Extract provided —
^^^^^^^^^^^^^^^^

By prioritizing these four signals, we focus on end-user pain. These metrics are showing you that something is wrong: Your service is answering slowly, responding with errors or you suddenly get fewer user requests than normally (indicating a problem with the application that calls you).

Ok, now you might be wondering how to actually measure these signals. If you work in a company or team with existing backend services, there is a good chance that there is already a metric collection service in place that you can use. If that is not the case, I recommend that you use a hosted metric collection service. You pay a bit more but can get to production quicker and you don’t have to maintain a metric collection service. A popular tool for collecting metrics is Prometheus (you can use it as a hosted service on AWS or other vendors).

Metric collection is implemented in two steps:

  1. Add metrics to your code: Your metric collection provider typically offers a library in the programming language of your choice. You create metric objects that you call on each request. Here is a python example
from prometheus_client import Histogram
h = Histogram('request_latency_seconds', 'Description of histogram')
h.observe(4.7) # Observe 4.7 (seconds in this case)

Store the metrics: If you choose the metric service Prometheus, it calls your application every n seconds on an API endpoint /metrics. The endpoint lists the current metric values. Other metrics collection services like AWS Cloudwatch push the metrics actively. This is done by installing the Cloudwatch agent on the machine that runs your application. The agent regularly sends the observed metrics to the metric service, e.g. every minute.

^^^^^^^^^^^^^^^^

Retype the text on collecting service metrics in full, changing nothing.

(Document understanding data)
^^^^^^^^^^^^^^^^

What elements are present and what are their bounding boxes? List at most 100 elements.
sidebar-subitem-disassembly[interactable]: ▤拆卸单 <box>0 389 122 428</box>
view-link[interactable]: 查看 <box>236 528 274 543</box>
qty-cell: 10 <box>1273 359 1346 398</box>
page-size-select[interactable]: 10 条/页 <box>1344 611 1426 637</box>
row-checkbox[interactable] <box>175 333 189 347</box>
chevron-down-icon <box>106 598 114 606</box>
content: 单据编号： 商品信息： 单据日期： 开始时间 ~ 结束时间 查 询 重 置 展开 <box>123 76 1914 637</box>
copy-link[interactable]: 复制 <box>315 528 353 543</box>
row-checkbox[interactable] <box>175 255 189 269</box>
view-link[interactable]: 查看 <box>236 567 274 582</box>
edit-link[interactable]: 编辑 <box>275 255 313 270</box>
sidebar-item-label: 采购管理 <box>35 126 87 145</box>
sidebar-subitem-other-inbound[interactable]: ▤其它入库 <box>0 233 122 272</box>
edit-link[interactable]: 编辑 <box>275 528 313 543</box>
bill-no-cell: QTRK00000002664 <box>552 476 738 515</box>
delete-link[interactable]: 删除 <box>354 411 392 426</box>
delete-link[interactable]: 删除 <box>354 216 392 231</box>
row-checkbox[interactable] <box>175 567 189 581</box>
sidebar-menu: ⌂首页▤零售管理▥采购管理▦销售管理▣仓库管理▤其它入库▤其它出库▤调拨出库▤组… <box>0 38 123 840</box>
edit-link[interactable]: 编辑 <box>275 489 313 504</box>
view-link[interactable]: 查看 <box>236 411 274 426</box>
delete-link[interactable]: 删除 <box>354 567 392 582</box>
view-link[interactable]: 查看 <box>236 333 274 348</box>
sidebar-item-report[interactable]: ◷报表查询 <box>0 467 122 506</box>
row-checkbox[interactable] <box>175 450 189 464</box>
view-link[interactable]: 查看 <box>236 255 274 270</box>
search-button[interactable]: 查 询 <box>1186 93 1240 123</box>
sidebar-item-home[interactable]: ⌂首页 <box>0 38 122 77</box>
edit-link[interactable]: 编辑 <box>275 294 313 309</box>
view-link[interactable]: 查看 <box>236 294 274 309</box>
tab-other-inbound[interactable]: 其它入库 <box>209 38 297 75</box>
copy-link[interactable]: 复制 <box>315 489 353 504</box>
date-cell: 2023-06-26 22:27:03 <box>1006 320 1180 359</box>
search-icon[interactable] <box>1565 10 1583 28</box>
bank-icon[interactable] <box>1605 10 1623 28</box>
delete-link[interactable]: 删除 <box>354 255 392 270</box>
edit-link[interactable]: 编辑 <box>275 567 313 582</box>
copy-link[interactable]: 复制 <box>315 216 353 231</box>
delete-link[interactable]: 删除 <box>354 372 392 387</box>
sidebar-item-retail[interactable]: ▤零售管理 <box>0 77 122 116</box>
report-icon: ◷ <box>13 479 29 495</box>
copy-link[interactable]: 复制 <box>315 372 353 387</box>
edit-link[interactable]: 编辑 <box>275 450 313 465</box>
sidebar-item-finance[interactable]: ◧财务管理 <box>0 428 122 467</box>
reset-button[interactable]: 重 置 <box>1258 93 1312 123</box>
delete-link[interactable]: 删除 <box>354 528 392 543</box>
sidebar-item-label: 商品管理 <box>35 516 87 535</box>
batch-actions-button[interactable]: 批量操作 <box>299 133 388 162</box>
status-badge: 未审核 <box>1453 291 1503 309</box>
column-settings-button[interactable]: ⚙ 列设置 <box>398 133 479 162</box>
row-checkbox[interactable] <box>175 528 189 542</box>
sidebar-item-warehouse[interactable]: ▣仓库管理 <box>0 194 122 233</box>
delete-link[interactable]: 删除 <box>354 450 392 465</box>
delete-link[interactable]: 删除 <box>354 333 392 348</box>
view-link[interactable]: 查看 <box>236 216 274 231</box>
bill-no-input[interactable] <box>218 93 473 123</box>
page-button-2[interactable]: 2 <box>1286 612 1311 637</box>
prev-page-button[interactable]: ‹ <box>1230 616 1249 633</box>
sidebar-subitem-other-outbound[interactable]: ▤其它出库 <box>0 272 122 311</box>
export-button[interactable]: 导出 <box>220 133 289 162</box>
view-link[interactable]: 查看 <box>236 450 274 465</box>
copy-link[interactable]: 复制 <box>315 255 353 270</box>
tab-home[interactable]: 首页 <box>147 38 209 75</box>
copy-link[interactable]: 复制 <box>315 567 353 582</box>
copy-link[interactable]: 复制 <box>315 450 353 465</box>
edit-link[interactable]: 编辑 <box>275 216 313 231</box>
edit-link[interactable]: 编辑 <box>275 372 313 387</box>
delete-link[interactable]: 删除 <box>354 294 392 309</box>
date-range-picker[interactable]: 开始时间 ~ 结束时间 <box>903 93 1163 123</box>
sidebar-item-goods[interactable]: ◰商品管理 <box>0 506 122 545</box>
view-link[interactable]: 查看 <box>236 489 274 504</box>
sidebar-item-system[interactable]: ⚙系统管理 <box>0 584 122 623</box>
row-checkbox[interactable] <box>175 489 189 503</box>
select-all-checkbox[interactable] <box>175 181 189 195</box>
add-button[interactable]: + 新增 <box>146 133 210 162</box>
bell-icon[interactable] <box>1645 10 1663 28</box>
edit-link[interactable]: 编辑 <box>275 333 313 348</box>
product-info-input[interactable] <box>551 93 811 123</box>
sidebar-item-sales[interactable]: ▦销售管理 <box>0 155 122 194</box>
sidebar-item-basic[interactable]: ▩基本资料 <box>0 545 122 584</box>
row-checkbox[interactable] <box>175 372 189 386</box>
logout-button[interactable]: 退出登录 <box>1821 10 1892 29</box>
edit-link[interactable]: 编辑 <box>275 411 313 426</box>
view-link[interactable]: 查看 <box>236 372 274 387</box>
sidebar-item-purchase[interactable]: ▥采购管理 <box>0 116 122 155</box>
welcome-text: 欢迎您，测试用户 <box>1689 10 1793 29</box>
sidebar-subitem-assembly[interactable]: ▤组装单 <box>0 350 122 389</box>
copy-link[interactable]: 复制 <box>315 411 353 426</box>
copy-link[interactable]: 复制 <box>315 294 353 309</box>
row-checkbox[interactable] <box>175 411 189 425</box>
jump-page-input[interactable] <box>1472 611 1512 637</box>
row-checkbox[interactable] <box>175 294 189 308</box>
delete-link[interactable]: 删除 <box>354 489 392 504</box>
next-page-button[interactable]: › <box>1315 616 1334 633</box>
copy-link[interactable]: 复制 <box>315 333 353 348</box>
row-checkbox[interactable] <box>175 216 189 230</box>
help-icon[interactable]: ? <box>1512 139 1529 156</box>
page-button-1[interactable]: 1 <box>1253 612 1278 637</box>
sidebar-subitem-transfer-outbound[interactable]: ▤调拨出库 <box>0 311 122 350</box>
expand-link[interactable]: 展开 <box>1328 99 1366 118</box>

^^^^^^^^^^^^^^^^

Exercise solution —
By prioritizing these four signals, we focus on end-user pain. These metrics are showing you that something is wrong: Your service is answering slowly, responding with errors or you suddenly get fewer user requests than normally (indicating a problem with the application that calls you).

Ok, now you might be wondering how to actually measure these signals. If you work in a company or team with existing backend services, there is a good chance that there is already a metric collection service in place that you can use. If that is not the case, I recommend that you use a hosted metric collection service. You pay a bit more but can get to production quicker and you don’t have to maintain a metric collection service. A popular tool for collecting metrics is Prometheus (you can use it as a hosted service on AWS or other vendors).

Metric collection is implemented in two steps:

  1. Add metrics to your code: Your metric collection provider typically offers a library in the programming language of your choice. You create metric objects that you call on each request. Here is a python example
from prometheus_client import Histogram
h = Histogram('request_latency_seconds', 'Description of histogram')
h.observe(4.7) # Observe 4.7 (seconds in this case)

Store the metrics: If you choose the metric service Prometheus, it calls your application every n seconds on an API endpoint /metrics. The endpoint lists the current metric values. Other metrics collection services like AWS Cloudwatch push the metrics actively. This is done by installing the Cloudwatch agent on the machine that runs your application. The agent regularly sends the observed metrics to the metric service, e.g. every minute.